*** Opening PROVIDED INFORMATION ***
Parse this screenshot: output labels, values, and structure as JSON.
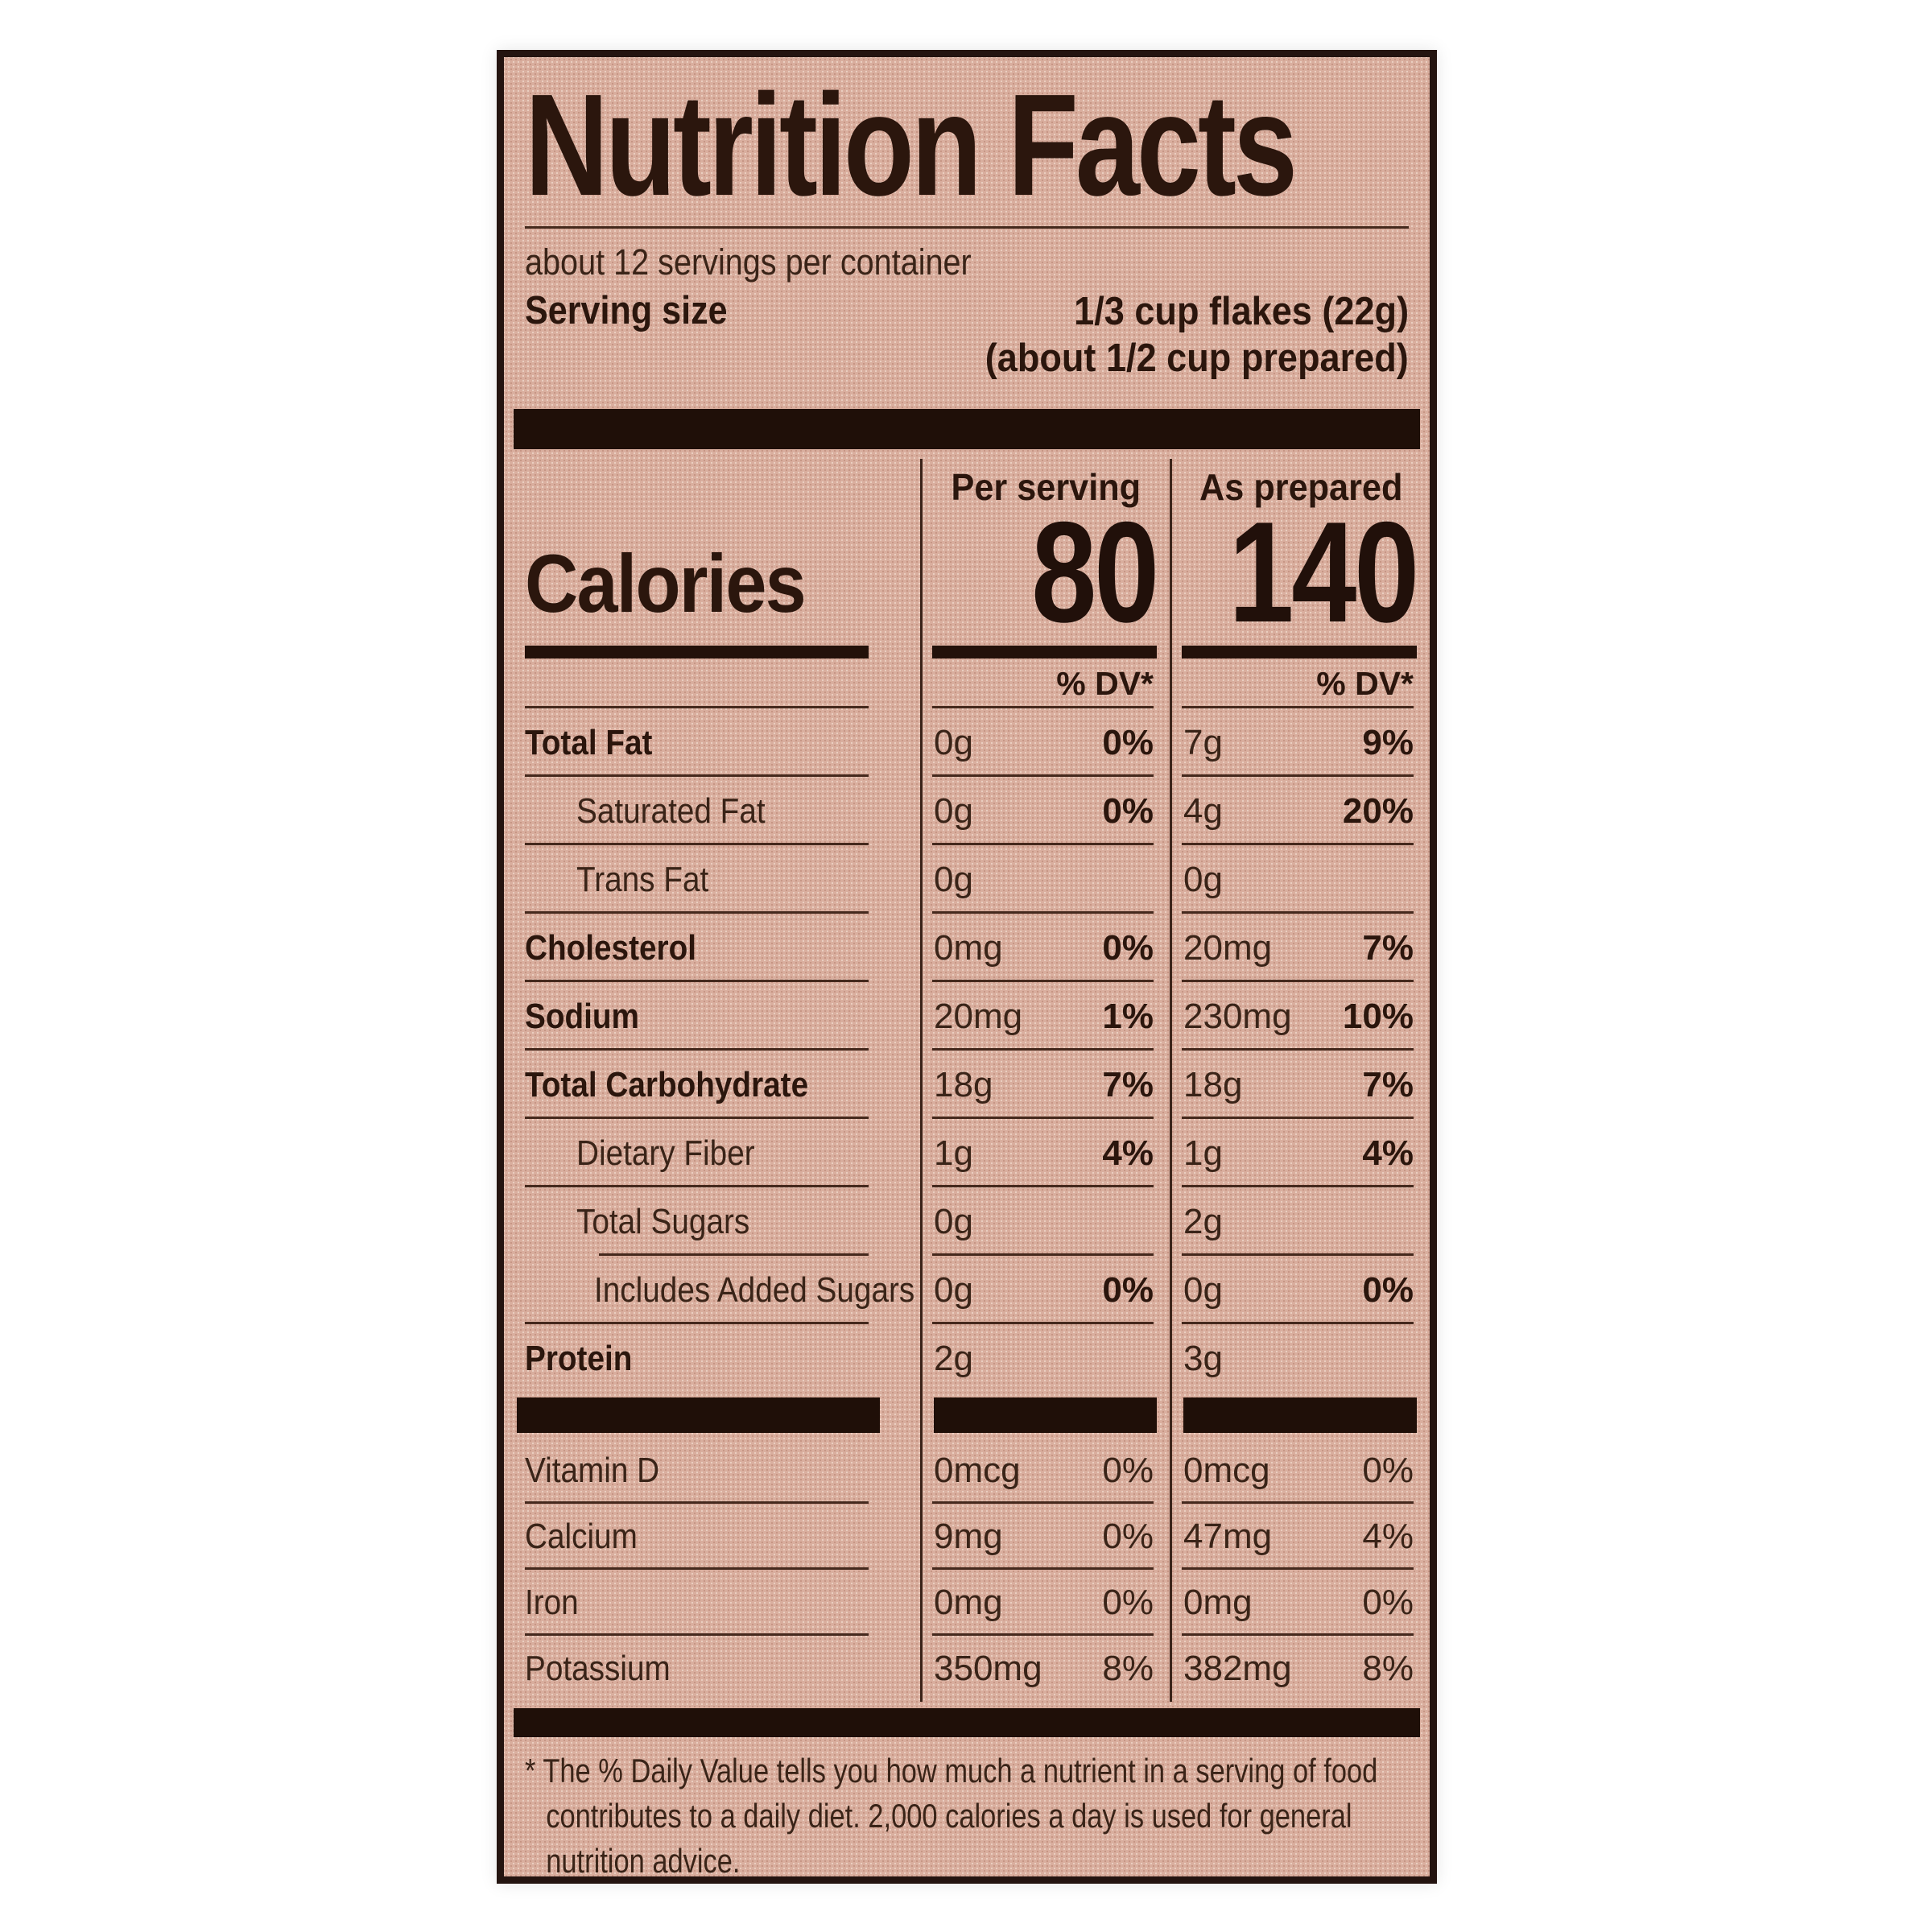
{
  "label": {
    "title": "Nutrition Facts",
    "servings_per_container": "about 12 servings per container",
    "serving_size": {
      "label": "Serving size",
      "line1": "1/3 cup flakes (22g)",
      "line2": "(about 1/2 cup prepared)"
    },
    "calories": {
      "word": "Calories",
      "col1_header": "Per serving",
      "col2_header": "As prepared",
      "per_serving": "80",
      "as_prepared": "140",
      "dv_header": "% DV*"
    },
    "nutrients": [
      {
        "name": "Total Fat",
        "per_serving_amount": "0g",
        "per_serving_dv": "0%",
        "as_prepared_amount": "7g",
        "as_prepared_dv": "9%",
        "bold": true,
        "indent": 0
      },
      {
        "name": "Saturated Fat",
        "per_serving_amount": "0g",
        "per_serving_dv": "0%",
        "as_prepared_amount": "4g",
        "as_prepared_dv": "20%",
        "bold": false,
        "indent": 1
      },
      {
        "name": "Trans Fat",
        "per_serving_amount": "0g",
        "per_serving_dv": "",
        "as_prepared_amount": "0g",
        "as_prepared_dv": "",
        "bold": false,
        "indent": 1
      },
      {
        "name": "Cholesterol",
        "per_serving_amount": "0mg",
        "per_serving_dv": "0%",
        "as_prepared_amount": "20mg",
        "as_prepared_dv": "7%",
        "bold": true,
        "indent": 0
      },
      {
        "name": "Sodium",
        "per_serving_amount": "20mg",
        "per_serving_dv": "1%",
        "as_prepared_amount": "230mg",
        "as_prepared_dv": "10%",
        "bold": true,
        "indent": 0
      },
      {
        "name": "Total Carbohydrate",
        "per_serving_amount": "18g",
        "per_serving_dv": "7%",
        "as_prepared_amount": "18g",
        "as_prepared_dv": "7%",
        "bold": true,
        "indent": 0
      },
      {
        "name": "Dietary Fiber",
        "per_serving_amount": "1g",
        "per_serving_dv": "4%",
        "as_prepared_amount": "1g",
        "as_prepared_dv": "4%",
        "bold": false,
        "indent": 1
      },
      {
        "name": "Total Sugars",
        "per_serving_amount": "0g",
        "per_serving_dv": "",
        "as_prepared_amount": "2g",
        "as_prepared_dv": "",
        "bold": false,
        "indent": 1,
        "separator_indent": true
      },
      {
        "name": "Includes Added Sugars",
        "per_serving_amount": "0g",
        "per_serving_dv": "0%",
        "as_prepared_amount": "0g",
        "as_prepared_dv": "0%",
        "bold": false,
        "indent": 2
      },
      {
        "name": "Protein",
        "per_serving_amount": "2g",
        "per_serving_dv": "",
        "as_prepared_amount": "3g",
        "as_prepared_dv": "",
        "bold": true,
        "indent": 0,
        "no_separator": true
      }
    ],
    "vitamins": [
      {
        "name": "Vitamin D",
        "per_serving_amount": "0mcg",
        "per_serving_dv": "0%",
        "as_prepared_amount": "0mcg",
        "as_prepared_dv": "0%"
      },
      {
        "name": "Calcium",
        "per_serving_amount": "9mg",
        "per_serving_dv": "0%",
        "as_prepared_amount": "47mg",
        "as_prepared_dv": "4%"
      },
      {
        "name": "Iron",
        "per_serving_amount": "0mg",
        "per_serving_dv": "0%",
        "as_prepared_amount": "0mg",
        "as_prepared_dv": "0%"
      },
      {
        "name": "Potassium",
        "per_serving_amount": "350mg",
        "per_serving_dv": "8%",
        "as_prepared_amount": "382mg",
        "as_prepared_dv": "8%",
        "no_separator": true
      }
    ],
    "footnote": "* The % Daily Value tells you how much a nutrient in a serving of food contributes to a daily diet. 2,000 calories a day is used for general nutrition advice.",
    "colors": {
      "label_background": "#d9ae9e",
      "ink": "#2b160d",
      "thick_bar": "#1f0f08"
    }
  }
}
*** Closing PROVIDED INFORMATION ***
*** Opening PROVIDED INFORMATION ***
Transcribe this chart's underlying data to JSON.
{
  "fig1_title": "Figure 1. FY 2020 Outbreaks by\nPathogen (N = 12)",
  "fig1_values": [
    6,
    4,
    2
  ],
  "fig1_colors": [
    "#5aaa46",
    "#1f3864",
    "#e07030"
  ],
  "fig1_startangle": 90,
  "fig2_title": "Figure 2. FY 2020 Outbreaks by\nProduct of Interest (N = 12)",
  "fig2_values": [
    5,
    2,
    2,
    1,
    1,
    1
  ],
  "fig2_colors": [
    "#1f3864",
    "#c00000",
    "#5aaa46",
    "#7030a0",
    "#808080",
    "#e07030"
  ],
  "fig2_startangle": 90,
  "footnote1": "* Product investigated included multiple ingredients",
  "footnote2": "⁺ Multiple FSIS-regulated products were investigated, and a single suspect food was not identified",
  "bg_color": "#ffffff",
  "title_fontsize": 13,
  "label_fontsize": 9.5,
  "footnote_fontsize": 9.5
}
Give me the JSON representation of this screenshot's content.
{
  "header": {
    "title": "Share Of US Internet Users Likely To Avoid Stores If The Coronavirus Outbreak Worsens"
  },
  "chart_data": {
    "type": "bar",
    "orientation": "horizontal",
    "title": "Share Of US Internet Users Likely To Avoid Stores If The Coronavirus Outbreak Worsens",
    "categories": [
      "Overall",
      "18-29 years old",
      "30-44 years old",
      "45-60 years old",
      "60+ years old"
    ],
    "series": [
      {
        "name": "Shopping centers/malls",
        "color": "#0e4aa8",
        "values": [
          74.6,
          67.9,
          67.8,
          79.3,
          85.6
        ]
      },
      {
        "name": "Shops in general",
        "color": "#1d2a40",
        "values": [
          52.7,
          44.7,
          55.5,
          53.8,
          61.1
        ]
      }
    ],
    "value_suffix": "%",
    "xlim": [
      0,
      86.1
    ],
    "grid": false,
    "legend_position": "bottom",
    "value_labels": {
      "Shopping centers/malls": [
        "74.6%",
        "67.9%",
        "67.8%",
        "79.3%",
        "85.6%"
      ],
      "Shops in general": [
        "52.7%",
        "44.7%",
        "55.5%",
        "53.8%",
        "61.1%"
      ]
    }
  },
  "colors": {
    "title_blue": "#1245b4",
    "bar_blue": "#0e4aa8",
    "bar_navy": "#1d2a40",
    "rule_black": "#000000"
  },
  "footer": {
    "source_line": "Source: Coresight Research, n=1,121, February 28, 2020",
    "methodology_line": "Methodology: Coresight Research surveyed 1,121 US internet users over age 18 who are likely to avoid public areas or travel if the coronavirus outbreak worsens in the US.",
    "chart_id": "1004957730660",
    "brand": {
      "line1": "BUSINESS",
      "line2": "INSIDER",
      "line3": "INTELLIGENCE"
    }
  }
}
*** Closing PROVIDED INFORMATION ***
*** Opening PROVIDED INFORMATION ***
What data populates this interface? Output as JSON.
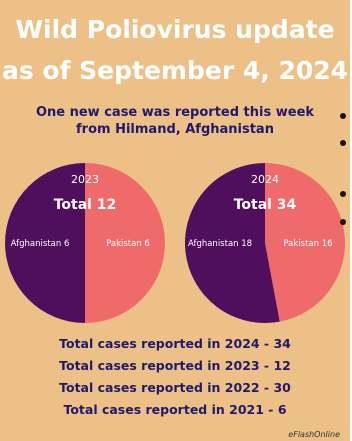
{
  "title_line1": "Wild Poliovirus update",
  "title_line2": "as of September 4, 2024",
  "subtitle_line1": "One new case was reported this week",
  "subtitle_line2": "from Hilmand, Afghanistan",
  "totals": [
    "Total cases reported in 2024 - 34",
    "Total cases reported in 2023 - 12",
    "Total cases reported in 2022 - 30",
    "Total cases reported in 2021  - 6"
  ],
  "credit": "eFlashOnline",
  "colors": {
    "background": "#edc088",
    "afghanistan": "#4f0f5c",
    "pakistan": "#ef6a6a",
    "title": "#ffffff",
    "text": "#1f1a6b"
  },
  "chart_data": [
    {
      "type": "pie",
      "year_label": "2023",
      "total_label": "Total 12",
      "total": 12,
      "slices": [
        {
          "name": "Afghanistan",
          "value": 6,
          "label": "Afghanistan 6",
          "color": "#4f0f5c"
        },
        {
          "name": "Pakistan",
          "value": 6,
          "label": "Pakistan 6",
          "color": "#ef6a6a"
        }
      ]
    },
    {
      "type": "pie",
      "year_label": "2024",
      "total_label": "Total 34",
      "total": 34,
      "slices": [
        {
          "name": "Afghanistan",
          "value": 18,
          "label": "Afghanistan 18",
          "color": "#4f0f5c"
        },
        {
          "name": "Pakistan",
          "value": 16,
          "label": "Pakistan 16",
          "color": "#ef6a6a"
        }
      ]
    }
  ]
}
*** Closing PROVIDED INFORMATION ***
# EXERCISE
Scan the entries above for the string "Stores" and copy each line containing it.

# RESPONSE TO THE EXERCISE
    "title": "Share Of US Internet Users Likely To Avoid Stores If The Coronavirus Outbreak Worsens"
    "title": "Share Of US Internet Users Likely To Avoid Stores If The Coronavirus Outbreak Worsens",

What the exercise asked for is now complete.